[To be done]: Output only the count of lines that contain "venerdì".

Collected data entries
---

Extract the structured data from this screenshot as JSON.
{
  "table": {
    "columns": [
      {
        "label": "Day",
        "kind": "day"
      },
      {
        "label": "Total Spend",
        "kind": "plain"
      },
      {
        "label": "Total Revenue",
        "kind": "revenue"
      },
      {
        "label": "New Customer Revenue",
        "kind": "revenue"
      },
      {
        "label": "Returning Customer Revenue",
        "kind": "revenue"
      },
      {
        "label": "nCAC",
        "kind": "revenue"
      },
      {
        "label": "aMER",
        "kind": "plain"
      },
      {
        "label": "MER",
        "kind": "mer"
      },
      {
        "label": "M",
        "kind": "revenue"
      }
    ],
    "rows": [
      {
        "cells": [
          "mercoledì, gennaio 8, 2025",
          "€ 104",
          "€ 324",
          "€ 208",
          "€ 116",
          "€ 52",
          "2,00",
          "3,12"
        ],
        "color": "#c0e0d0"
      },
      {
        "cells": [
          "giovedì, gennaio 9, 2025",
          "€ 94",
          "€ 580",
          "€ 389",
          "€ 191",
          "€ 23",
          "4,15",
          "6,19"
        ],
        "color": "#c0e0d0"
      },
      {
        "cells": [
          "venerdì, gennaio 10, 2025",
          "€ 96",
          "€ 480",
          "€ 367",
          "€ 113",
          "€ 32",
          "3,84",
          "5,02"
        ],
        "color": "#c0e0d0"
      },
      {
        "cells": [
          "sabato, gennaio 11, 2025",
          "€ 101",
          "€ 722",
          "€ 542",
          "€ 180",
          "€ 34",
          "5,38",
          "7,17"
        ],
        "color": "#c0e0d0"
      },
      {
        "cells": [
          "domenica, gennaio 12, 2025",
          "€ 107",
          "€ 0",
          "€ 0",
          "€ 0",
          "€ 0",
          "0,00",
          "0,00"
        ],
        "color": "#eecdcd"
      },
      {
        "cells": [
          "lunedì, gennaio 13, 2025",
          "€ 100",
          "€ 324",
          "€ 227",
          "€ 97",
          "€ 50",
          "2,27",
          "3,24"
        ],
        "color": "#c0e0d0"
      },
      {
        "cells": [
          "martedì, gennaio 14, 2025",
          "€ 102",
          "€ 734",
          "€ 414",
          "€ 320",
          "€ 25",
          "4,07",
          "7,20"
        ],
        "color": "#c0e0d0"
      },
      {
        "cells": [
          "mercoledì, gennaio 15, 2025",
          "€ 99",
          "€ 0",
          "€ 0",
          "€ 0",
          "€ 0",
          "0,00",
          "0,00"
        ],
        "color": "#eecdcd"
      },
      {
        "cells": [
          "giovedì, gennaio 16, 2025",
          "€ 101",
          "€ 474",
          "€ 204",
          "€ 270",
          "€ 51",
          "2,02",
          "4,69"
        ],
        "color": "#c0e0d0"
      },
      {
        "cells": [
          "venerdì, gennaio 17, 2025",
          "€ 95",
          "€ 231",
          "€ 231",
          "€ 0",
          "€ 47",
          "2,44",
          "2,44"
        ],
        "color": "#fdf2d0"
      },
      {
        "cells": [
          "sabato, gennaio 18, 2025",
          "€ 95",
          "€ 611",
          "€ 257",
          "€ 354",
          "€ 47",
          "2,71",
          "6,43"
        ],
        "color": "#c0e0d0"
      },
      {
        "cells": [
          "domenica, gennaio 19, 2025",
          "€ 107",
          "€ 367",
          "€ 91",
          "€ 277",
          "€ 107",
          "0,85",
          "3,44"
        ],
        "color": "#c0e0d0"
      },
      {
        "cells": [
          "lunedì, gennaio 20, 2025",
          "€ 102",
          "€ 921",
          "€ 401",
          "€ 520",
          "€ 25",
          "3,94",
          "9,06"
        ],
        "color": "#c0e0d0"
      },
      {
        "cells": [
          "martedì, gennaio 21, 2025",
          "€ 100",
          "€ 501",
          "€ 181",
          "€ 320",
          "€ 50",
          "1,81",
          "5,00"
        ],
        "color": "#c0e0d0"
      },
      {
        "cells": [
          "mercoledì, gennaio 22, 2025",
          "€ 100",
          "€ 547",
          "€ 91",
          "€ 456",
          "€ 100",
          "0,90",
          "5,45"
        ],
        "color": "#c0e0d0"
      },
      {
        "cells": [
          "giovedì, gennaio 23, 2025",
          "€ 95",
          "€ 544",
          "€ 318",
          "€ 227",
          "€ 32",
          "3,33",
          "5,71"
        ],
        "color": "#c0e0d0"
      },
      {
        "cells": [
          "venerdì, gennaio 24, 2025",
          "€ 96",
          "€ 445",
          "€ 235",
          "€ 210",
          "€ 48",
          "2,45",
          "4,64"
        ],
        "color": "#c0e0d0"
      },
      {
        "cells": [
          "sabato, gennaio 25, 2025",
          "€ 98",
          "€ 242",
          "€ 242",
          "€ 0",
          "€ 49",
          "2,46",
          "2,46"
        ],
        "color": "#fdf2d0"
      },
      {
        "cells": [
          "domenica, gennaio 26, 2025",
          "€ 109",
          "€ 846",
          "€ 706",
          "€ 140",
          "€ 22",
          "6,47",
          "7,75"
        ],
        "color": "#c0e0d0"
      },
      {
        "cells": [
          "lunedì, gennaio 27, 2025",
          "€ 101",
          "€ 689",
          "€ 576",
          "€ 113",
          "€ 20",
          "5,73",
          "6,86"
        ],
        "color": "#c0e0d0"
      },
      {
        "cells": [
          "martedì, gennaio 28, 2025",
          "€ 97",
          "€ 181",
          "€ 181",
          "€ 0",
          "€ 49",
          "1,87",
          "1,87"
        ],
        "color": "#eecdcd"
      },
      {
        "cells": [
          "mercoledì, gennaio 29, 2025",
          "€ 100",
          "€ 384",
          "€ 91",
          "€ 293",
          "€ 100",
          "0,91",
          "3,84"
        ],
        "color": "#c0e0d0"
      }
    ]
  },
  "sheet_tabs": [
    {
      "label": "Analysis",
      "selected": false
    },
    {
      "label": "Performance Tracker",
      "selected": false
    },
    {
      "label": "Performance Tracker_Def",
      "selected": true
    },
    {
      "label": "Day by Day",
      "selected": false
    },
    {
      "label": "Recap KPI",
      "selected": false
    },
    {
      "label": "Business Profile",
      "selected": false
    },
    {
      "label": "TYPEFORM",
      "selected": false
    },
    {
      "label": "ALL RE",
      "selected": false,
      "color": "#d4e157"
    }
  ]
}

---

[Written reply]: 3